**Written request**: Extract every entry word for word.

● ● ● ● ● ● ●

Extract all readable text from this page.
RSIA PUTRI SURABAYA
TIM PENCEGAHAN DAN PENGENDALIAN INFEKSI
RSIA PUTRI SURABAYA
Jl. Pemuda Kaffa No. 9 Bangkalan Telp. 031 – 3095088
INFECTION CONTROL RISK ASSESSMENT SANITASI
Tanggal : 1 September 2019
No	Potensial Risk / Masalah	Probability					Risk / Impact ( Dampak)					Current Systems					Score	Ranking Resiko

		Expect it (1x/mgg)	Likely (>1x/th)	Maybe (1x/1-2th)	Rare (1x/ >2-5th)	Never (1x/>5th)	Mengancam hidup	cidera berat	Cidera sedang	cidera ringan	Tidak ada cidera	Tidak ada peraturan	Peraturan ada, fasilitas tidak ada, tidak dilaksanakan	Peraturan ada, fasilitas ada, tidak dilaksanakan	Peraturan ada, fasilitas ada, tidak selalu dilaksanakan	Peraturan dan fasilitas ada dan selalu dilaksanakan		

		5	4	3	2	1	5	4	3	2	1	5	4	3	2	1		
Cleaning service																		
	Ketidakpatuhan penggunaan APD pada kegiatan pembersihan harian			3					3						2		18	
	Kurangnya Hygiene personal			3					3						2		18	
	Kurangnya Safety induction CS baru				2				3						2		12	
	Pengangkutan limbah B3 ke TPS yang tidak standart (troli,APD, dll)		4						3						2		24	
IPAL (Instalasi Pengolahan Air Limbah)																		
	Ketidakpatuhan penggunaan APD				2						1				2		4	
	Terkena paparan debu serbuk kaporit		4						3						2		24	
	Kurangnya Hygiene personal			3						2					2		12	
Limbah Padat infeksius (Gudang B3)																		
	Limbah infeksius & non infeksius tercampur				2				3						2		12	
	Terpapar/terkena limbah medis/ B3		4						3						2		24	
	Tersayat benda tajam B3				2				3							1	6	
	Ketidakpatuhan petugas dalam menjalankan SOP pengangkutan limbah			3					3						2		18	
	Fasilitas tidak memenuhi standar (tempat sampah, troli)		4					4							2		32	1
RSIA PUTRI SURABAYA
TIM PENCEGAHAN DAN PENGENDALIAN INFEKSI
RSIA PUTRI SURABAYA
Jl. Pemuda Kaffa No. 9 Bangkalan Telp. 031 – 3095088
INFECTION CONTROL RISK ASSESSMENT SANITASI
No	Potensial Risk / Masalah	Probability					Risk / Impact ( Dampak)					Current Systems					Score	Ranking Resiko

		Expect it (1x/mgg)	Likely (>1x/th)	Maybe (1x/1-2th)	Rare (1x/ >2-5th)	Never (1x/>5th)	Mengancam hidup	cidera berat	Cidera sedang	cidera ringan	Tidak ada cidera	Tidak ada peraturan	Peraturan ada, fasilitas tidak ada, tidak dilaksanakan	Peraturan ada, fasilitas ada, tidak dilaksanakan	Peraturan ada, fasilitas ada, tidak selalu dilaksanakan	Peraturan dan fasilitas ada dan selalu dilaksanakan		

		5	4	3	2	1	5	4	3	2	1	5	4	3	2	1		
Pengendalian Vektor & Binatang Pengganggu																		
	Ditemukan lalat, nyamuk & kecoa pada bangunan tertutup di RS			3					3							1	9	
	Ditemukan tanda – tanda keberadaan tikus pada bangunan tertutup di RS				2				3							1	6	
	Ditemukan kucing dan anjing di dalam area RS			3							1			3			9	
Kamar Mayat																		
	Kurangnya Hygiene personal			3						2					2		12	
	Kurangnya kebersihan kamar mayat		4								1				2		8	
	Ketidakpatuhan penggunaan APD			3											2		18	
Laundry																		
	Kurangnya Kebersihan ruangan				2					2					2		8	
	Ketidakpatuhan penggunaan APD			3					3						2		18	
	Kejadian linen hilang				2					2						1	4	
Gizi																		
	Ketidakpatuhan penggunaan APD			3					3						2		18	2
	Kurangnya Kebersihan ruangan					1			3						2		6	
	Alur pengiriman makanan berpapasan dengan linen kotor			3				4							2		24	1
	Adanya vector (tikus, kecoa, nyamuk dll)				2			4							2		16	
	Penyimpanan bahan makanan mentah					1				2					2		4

● ● ● ● ● ● ●

**Answer to this problem**:
Extract all readable text from this page.
RSIA PUTRI SURABAYA
TIM PENCEGAHAN DAN PENGENDALIAN INFEKSI
RSIA PUTRI SURABAYA
Jl. Pemuda Kaffa No. 9 Bangkalan Telp. 031 – 3095088
INFECTION CONTROL RISK ASSESSMENT SANITASI
Tanggal : 1 September 2019
No	Potensial Risk / Masalah	Probability					Risk / Impact ( Dampak)					Current Systems					Score	Ranking Resiko

		Expect it (1x/mgg)	Likely (>1x/th)	Maybe (1x/1-2th)	Rare (1x/ >2-5th)	Never (1x/>5th)	Mengancam hidup	cidera berat	Cidera sedang	cidera ringan	Tidak ada cidera	Tidak ada peraturan	Peraturan ada, fasilitas tidak ada, tidak dilaksanakan	Peraturan ada, fasilitas ada, tidak dilaksanakan	Peraturan ada, fasilitas ada, tidak selalu dilaksanakan	Peraturan dan fasilitas ada dan selalu dilaksanakan		

		5	4	3	2	1	5	4	3	2	1	5	4	3	2	1		
Cleaning service																		
	Ketidakpatuhan penggunaan APD pada kegiatan pembersihan harian			3					3						2		18	
	Kurangnya Hygiene personal			3					3						2		18	
	Kurangnya Safety induction CS baru				2				3						2		12	
	Pengangkutan limbah B3 ke TPS yang tidak standart (troli,APD, dll)		4						3						2		24	
IPAL (Instalasi Pengolahan Air Limbah)																		
	Ketidakpatuhan penggunaan APD				2						1				2		4	
	Terkena paparan debu serbuk kaporit		4						3						2		24	
	Kurangnya Hygiene personal			3						2					2		12	
Limbah Padat infeksius (Gudang B3)																		
	Limbah infeksius & non infeksius tercampur				2				3						2		12	
	Terpapar/terkena limbah medis/ B3		4						3						2		24	
	Tersayat benda tajam B3				2				3							1	6	
	Ketidakpatuhan petugas dalam menjalankan SOP pengangkutan limbah			3					3						2		18	
	Fasilitas tidak memenuhi standar (tempat sampah, troli)		4					4							2		32	1
RSIA PUTRI SURABAYA
TIM PENCEGAHAN DAN PENGENDALIAN INFEKSI
RSIA PUTRI SURABAYA
Jl. Pemuda Kaffa No. 9 Bangkalan Telp. 031 – 3095088
INFECTION CONTROL RISK ASSESSMENT SANITASI
No	Potensial Risk / Masalah	Probability					Risk / Impact ( Dampak)					Current Systems					Score	Ranking Resiko

		Expect it (1x/mgg)	Likely (>1x/th)	Maybe (1x/1-2th)	Rare (1x/ >2-5th)	Never (1x/>5th)	Mengancam hidup	cidera berat	Cidera sedang	cidera ringan	Tidak ada cidera	Tidak ada peraturan	Peraturan ada, fasilitas tidak ada, tidak dilaksanakan	Peraturan ada, fasilitas ada, tidak dilaksanakan	Peraturan ada, fasilitas ada, tidak selalu dilaksanakan	Peraturan dan fasilitas ada dan selalu dilaksanakan		

		5	4	3	2	1	5	4	3	2	1	5	4	3	2	1		
Pengendalian Vektor & Binatang Pengganggu																		
	Ditemukan lalat, nyamuk & kecoa pada bangunan tertutup di RS			3					3							1	9	
	Ditemukan tanda – tanda keberadaan tikus pada bangunan tertutup di RS				2				3							1	6	
	Ditemukan kucing dan anjing di dalam area RS			3							1			3			9	
Kamar Mayat																		
	Kurangnya Hygiene personal			3						2					2		12	
	Kurangnya kebersihan kamar mayat		4								1				2		8	
	Ketidakpatuhan penggunaan APD			3											2		18	
Laundry																		
	Kurangnya Kebersihan ruangan				2					2					2		8	
	Ketidakpatuhan penggunaan APD			3					3						2		18	
	Kejadian linen hilang				2					2						1	4	
Gizi																		
	Ketidakpatuhan penggunaan APD			3					3						2		18	2
	Kurangnya Kebersihan ruangan					1			3						2		6	
	Alur pengiriman makanan berpapasan dengan linen kotor			3				4							2		24	1
	Adanya vector (tikus, kecoa, nyamuk dll)				2			4							2		16	
	Penyimpanan bahan makanan mentah					1				2					2		4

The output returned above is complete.